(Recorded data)

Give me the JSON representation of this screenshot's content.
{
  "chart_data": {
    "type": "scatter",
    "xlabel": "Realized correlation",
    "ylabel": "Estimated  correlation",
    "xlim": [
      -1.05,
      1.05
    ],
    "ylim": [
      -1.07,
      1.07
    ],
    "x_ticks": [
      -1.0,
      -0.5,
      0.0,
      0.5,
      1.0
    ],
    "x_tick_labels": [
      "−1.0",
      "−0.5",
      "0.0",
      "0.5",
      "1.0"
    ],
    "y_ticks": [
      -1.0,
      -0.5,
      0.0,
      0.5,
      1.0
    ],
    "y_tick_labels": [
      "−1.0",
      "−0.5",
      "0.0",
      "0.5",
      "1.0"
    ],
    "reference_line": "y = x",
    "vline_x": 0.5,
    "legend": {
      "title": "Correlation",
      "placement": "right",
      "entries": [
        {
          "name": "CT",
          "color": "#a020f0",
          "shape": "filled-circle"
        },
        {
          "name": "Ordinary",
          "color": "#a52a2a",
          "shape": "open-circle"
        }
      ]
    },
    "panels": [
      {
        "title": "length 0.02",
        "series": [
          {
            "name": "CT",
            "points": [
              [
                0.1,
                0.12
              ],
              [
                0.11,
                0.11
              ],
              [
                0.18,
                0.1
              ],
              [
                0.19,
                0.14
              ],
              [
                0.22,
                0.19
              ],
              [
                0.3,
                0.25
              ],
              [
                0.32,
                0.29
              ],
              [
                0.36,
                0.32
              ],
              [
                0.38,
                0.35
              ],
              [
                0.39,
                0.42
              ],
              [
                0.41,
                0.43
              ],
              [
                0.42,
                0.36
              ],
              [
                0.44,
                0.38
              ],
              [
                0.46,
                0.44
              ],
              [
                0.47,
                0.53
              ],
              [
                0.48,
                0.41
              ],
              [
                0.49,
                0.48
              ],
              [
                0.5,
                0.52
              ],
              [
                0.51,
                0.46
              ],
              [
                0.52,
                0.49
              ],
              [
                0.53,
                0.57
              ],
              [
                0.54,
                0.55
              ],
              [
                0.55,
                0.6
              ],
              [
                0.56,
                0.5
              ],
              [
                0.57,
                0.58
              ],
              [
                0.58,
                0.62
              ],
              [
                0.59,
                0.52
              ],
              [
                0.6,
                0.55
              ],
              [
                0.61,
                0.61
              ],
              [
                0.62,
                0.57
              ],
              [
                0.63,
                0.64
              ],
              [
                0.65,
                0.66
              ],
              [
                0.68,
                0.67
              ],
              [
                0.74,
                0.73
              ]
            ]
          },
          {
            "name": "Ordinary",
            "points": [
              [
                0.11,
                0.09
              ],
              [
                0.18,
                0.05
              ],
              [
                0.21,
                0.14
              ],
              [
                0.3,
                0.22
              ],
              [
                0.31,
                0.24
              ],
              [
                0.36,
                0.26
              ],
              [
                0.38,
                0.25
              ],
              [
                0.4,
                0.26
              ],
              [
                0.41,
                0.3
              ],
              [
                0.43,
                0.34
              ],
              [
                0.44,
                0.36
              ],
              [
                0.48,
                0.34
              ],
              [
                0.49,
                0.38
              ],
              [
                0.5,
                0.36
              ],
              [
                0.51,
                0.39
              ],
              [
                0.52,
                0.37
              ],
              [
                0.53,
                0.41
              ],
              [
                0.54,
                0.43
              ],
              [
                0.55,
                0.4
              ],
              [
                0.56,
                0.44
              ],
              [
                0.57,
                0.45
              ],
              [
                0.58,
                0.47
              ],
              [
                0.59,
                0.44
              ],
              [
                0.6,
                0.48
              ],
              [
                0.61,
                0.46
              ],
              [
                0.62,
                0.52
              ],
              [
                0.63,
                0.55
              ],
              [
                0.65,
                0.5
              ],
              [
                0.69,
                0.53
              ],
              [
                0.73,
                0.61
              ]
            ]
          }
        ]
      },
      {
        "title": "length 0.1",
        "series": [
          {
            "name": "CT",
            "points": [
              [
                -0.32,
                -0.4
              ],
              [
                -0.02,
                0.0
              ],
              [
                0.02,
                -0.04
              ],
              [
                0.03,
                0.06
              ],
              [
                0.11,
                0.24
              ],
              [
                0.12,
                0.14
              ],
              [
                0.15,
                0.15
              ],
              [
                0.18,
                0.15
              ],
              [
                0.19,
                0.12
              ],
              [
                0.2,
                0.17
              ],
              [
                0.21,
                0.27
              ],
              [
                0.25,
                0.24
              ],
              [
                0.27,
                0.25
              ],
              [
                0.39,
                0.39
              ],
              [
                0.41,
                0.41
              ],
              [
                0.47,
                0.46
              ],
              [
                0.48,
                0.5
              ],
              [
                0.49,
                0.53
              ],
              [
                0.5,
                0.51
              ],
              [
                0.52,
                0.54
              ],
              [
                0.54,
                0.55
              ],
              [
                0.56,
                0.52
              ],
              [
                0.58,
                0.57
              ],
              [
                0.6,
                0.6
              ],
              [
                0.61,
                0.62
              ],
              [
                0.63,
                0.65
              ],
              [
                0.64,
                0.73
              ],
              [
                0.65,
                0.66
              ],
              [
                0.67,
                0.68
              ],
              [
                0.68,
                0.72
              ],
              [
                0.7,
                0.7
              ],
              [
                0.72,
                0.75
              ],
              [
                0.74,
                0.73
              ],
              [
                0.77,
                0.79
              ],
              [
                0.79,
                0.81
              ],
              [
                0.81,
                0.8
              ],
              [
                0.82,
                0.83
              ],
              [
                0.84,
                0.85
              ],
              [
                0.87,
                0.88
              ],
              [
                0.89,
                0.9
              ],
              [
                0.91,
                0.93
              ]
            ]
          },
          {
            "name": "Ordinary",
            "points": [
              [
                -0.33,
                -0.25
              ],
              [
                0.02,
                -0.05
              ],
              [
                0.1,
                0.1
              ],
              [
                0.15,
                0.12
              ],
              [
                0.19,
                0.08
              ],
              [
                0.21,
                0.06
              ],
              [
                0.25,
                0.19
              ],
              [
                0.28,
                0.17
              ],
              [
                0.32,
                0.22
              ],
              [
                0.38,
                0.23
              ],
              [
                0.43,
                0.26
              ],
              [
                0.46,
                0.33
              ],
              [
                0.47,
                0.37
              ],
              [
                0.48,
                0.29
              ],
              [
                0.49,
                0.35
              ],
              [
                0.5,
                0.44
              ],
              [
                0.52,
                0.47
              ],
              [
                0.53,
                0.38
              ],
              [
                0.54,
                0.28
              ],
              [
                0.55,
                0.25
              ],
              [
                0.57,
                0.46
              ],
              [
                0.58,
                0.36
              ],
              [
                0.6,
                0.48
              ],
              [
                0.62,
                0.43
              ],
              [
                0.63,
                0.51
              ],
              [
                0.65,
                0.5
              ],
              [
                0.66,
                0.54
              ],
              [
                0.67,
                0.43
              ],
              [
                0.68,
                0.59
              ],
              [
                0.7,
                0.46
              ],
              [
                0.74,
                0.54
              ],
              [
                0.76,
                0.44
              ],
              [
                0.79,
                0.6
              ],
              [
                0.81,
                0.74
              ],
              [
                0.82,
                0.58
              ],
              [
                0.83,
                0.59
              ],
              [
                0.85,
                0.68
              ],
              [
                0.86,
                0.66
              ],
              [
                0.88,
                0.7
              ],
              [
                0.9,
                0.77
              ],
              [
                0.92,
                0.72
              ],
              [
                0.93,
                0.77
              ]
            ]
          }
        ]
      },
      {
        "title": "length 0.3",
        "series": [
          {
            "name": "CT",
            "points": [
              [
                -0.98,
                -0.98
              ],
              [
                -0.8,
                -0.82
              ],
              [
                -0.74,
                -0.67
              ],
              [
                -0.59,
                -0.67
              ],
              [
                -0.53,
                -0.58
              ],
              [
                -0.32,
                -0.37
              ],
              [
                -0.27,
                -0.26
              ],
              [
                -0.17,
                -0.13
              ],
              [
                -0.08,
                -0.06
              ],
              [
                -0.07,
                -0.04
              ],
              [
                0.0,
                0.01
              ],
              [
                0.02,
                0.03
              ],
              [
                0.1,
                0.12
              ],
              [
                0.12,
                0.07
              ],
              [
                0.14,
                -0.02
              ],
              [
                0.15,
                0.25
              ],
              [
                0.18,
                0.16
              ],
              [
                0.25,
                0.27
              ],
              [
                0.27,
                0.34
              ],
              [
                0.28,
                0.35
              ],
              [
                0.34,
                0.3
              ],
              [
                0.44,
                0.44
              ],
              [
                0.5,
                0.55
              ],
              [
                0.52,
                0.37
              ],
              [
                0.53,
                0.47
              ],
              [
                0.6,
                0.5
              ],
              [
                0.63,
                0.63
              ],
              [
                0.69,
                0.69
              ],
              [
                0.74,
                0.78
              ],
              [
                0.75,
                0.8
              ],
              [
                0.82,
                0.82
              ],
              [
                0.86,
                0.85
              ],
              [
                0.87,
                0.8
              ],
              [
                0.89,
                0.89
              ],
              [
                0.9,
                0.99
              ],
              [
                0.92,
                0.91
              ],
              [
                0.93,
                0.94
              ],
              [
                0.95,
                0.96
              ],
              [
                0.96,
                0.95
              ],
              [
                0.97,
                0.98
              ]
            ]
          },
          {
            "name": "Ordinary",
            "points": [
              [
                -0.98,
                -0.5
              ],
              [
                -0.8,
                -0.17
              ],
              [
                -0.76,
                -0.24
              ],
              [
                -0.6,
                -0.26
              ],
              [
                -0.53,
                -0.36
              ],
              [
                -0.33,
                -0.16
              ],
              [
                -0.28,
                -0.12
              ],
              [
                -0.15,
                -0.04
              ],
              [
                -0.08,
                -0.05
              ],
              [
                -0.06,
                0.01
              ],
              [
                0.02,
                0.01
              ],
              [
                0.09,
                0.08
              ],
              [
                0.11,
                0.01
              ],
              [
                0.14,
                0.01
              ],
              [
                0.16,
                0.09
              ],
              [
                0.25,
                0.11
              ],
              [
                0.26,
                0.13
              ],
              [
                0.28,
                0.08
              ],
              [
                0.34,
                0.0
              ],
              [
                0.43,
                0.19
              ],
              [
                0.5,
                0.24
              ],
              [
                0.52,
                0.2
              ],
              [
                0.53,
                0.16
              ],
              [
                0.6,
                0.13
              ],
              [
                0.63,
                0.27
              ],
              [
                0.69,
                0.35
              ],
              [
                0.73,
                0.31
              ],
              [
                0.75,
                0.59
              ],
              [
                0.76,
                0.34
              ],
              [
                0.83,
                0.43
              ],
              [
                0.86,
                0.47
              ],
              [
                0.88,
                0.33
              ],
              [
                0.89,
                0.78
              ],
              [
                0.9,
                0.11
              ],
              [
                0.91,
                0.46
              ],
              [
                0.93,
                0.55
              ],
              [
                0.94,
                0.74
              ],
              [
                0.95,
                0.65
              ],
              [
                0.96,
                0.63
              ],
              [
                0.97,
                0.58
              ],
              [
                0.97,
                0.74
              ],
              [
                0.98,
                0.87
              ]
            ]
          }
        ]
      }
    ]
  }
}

**GIVEN PROBLEM**
Select the lines from the entries that include the word "title".

**COMPLETE RESPONSE**
      "title": "Correlation",
        "title": "length 0.02",
        "title": "length 0.1",
        "title": "length 0.3",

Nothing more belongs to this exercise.